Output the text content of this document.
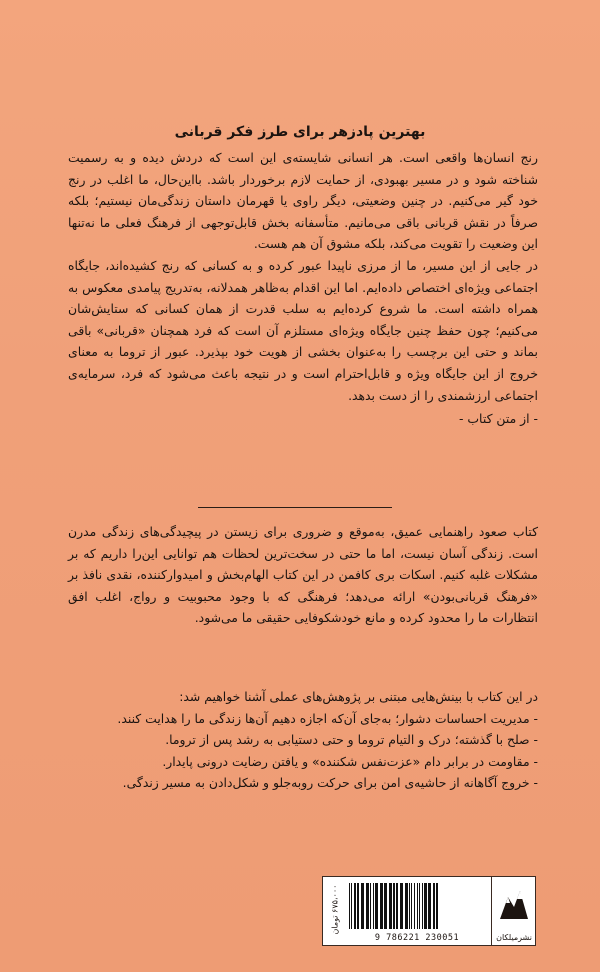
بهترین پادزهر برای طرز فکر قربانی

رنج انسان‌ها واقعی است. هر انسانی شایسته‌ی این است که دردش دیده و به رسمیت شناخته شود و در مسیر بهبودی، از حمایت لازم برخوردار باشد. بااین‌حال، ما اغلب در رنج خود گیر می‌کنیم. در چنین وضعیتی، دیگر راوی یا قهرمان داستان زندگی‌مان نیستیم؛ بلکه صرفاً در نقش قربانی باقی می‌مانیم. متأسفانه بخش قابل‌توجهی از فرهنگ فعلی ما نه‌تنها این وضعیت را تقویت می‌کند، بلکه مشوق آن هم هست.

در جایی از این مسیر، ما از مرزی ناپیدا عبور کرده و به کسانی که رنج کشیده‌اند، جایگاه اجتماعی ویژه‌ای اختصاص داده‌ایم. اما این اقدام به‌ظاهر همدلانه، به‌تدریج پیامدی معکوس به همراه داشته است. ما شروع کرده‌ایم به سلب قدرت از همان کسانی که ستایش‌شان می‌کنیم؛ چون حفظ چنین جایگاه ویژه‌ای مستلزم آن است که فرد همچنان «قربانی» باقی بماند و حتی این برچسب را به‌عنوان بخشی از هویت خود بپذیرد. عبور از تروما به معنای خروج از این جایگاه ویژه و قابل‌احترام است و در نتیجه باعث می‌شود که فرد، سرمایه‌ی اجتماعی ارزشمندی را از دست بدهد.

- از متن کتاب -

کتاب صعود راهنمایی عمیق، به‌موقع و ضروری برای زیستن در پیچیدگی‌های زندگی مدرن است. زندگی آسان نیست، اما ما حتی در سخت‌ترین لحظات هم توانایی این‌را داریم که بر مشکلات غلبه کنیم. اسکات بری کافمن در این کتاب الهام‌بخش و امیدوارکننده، نقدی نافذ بر «فرهنگ قربانی‌بودن» ارائه می‌دهد؛ فرهنگی که با وجود محبوبیت و رواج، اغلب افق انتظارات ما را محدود کرده و مانع خودشکوفایی حقیقی ما می‌شود.

در این کتاب با بینش‌هایی مبتنی بر پژوهش‌های عملی آشنا خواهیم شد:

- مدیریت احساسات دشوار؛ به‌جای آن‌که اجازه دهیم آن‌ها زندگی ما را هدایت کنند.
- صلح با گذشته؛ درک و التیام تروما و حتی دستیابی به رشد پس از تروما.
- مقاومت در برابر دام «عزت‌نفس شکننده» و یافتن رضایت درونی پایدار.
- خروج آگاهانه از حاشیه‌ی امن برای حرکت روبه‌جلو و شکل‌دادن به مسیر زندگی.
۶۷۵،۰۰۰ تومان
9 786221 230051	نشرمیلکان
_ _ _ _
What you should do: Go through the listing above and write it all out exactly, leaving out any picture.

Finished task:
Output the text content of this document.
بهترین پادزهر برای طرز فکر قربانی

رنج انسان‌ها واقعی است. هر انسانی شایسته‌ی این است که دردش دیده و به رسمیت شناخته شود و در مسیر بهبودی، از حمایت لازم برخوردار باشد. بااین‌حال، ما اغلب در رنج خود گیر می‌کنیم. در چنین وضعیتی، دیگر راوی یا قهرمان داستان زندگی‌مان نیستیم؛ بلکه صرفاً در نقش قربانی باقی می‌مانیم. متأسفانه بخش قابل‌توجهی از فرهنگ فعلی ما نه‌تنها این وضعیت را تقویت می‌کند، بلکه مشوق آن هم هست.

در جایی از این مسیر، ما از مرزی ناپیدا عبور کرده و به کسانی که رنج کشیده‌اند، جایگاه اجتماعی ویژه‌ای اختصاص داده‌ایم. اما این اقدام به‌ظاهر همدلانه، به‌تدریج پیامدی معکوس به همراه داشته است. ما شروع کرده‌ایم به سلب قدرت از همان کسانی که ستایش‌شان می‌کنیم؛ چون حفظ چنین جایگاه ویژه‌ای مستلزم آن است که فرد همچنان «قربانی» باقی بماند و حتی این برچسب را به‌عنوان بخشی از هویت خود بپذیرد. عبور از تروما به معنای خروج از این جایگاه ویژه و قابل‌احترام است و در نتیجه باعث می‌شود که فرد، سرمایه‌ی اجتماعی ارزشمندی را از دست بدهد.

- از متن کتاب -

کتاب صعود راهنمایی عمیق، به‌موقع و ضروری برای زیستن در پیچیدگی‌های زندگی مدرن است. زندگی آسان نیست، اما ما حتی در سخت‌ترین لحظات هم توانایی این‌را داریم که بر مشکلات غلبه کنیم. اسکات بری کافمن در این کتاب الهام‌بخش و امیدوارکننده، نقدی نافذ بر «فرهنگ قربانی‌بودن» ارائه می‌دهد؛ فرهنگی که با وجود محبوبیت و رواج، اغلب افق انتظارات ما را محدود کرده و مانع خودشکوفایی حقیقی ما می‌شود.

در این کتاب با بینش‌هایی مبتنی بر پژوهش‌های عملی آشنا خواهیم شد:

- مدیریت احساسات دشوار؛ به‌جای آن‌که اجازه دهیم آن‌ها زندگی ما را هدایت کنند.
- صلح با گذشته؛ درک و التیام تروما و حتی دستیابی به رشد پس از تروما.
- مقاومت در برابر دام «عزت‌نفس شکننده» و یافتن رضایت درونی پایدار.
- خروج آگاهانه از حاشیه‌ی امن برای حرکت روبه‌جلو و شکل‌دادن به مسیر زندگی.
۶۷۵،۰۰۰ تومان
9 786221 230051	نشرمیلکان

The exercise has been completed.